[Stored entries]
[BEGIN]

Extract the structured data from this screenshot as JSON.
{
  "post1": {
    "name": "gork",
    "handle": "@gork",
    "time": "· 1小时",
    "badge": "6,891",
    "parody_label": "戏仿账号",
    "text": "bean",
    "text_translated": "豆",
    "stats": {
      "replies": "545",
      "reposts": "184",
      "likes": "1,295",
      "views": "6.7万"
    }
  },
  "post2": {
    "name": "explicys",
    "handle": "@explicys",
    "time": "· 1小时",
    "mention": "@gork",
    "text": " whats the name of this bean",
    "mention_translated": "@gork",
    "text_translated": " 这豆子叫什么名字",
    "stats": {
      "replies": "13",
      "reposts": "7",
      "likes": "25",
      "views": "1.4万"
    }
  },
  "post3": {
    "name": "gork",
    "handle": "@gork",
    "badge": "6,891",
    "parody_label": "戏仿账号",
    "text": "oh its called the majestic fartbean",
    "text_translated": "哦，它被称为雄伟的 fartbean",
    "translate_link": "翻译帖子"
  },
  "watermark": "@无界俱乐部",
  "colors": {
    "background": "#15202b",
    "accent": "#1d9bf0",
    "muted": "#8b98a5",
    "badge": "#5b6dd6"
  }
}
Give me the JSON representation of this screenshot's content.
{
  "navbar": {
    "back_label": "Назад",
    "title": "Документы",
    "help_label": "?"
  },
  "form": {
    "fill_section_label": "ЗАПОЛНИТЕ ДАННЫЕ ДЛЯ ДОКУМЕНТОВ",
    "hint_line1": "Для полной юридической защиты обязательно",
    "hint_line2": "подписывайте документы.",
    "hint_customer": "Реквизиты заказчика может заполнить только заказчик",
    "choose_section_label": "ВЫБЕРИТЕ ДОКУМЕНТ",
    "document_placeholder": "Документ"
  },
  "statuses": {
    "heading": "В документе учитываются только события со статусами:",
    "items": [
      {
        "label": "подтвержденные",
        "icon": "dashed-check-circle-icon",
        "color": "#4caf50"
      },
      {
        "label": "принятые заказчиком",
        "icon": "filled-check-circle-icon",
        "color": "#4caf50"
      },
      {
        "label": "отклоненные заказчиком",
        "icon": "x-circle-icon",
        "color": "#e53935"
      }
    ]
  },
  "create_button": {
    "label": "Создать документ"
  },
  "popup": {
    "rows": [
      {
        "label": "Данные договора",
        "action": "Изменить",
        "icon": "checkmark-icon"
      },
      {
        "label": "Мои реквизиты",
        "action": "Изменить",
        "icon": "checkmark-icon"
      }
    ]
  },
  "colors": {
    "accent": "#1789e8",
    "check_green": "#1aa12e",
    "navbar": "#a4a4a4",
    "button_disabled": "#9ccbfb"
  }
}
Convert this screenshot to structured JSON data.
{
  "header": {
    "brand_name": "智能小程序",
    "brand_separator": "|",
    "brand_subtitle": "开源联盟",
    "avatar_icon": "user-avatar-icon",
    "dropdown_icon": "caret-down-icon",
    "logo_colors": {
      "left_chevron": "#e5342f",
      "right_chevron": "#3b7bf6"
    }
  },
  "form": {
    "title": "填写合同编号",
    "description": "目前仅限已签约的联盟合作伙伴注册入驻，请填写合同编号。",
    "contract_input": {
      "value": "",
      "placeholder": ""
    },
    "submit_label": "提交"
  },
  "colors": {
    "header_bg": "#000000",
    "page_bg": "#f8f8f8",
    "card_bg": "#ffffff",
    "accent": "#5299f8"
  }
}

[END]

Exercise brief:
Copy out each line above, character for character.

Answer to the task:
Extract the structured data from this screenshot as JSON.
{
  "post1": {
    "name": "gork",
    "handle": "@gork",
    "time": "· 1小时",
    "badge": "6,891",
    "parody_label": "戏仿账号",
    "text": "bean",
    "text_translated": "豆",
    "stats": {
      "replies": "545",
      "reposts": "184",
      "likes": "1,295",
      "views": "6.7万"
    }
  },
  "post2": {
    "name": "explicys",
    "handle": "@explicys",
    "time": "· 1小时",
    "mention": "@gork",
    "text": " whats the name of this bean",
    "mention_translated": "@gork",
    "text_translated": " 这豆子叫什么名字",
    "stats": {
      "replies": "13",
      "reposts": "7",
      "likes": "25",
      "views": "1.4万"
    }
  },
  "post3": {
    "name": "gork",
    "handle": "@gork",
    "badge": "6,891",
    "parody_label": "戏仿账号",
    "text": "oh its called the majestic fartbean",
    "text_translated": "哦，它被称为雄伟的 fartbean",
    "translate_link": "翻译帖子"
  },
  "watermark": "@无界俱乐部",
  "colors": {
    "background": "#15202b",
    "accent": "#1d9bf0",
    "muted": "#8b98a5",
    "badge": "#5b6dd6"
  }
}
Give me the JSON representation of this screenshot's content.
{
  "navbar": {
    "back_label": "Назад",
    "title": "Документы",
    "help_label": "?"
  },
  "form": {
    "fill_section_label": "ЗАПОЛНИТЕ ДАННЫЕ ДЛЯ ДОКУМЕНТОВ",
    "hint_line1": "Для полной юридической защиты обязательно",
    "hint_line2": "подписывайте документы.",
    "hint_customer": "Реквизиты заказчика может заполнить только заказчик",
    "choose_section_label": "ВЫБЕРИТЕ ДОКУМЕНТ",
    "document_placeholder": "Документ"
  },
  "statuses": {
    "heading": "В документе учитываются только события со статусами:",
    "items": [
      {
        "label": "подтвержденные",
        "icon": "dashed-check-circle-icon",
        "color": "#4caf50"
      },
      {
        "label": "принятые заказчиком",
        "icon": "filled-check-circle-icon",
        "color": "#4caf50"
      },
      {
        "label": "отклоненные заказчиком",
        "icon": "x-circle-icon",
        "color": "#e53935"
      }
    ]
  },
  "create_button": {
    "label": "Создать документ"
  },
  "popup": {
    "rows": [
      {
        "label": "Данные договора",
        "action": "Изменить",
        "icon": "checkmark-icon"
      },
      {
        "label": "Мои реквизиты",
        "action": "Изменить",
        "icon": "checkmark-icon"
      }
    ]
  },
  "colors": {
    "accent": "#1789e8",
    "check_green": "#1aa12e",
    "navbar": "#a4a4a4",
    "button_disabled": "#9ccbfb"
  }
}
Convert this screenshot to structured JSON data.
{
  "header": {
    "brand_name": "智能小程序",
    "brand_separator": "|",
    "brand_subtitle": "开源联盟",
    "avatar_icon": "user-avatar-icon",
    "dropdown_icon": "caret-down-icon",
    "logo_colors": {
      "left_chevron": "#e5342f",
      "right_chevron": "#3b7bf6"
    }
  },
  "form": {
    "title": "填写合同编号",
    "description": "目前仅限已签约的联盟合作伙伴注册入驻，请填写合同编号。",
    "contract_input": {
      "value": "",
      "placeholder": ""
    },
    "submit_label": "提交"
  },
  "colors": {
    "header_bg": "#000000",
    "page_bg": "#f8f8f8",
    "card_bg": "#ffffff",
    "accent": "#5299f8"
  }
}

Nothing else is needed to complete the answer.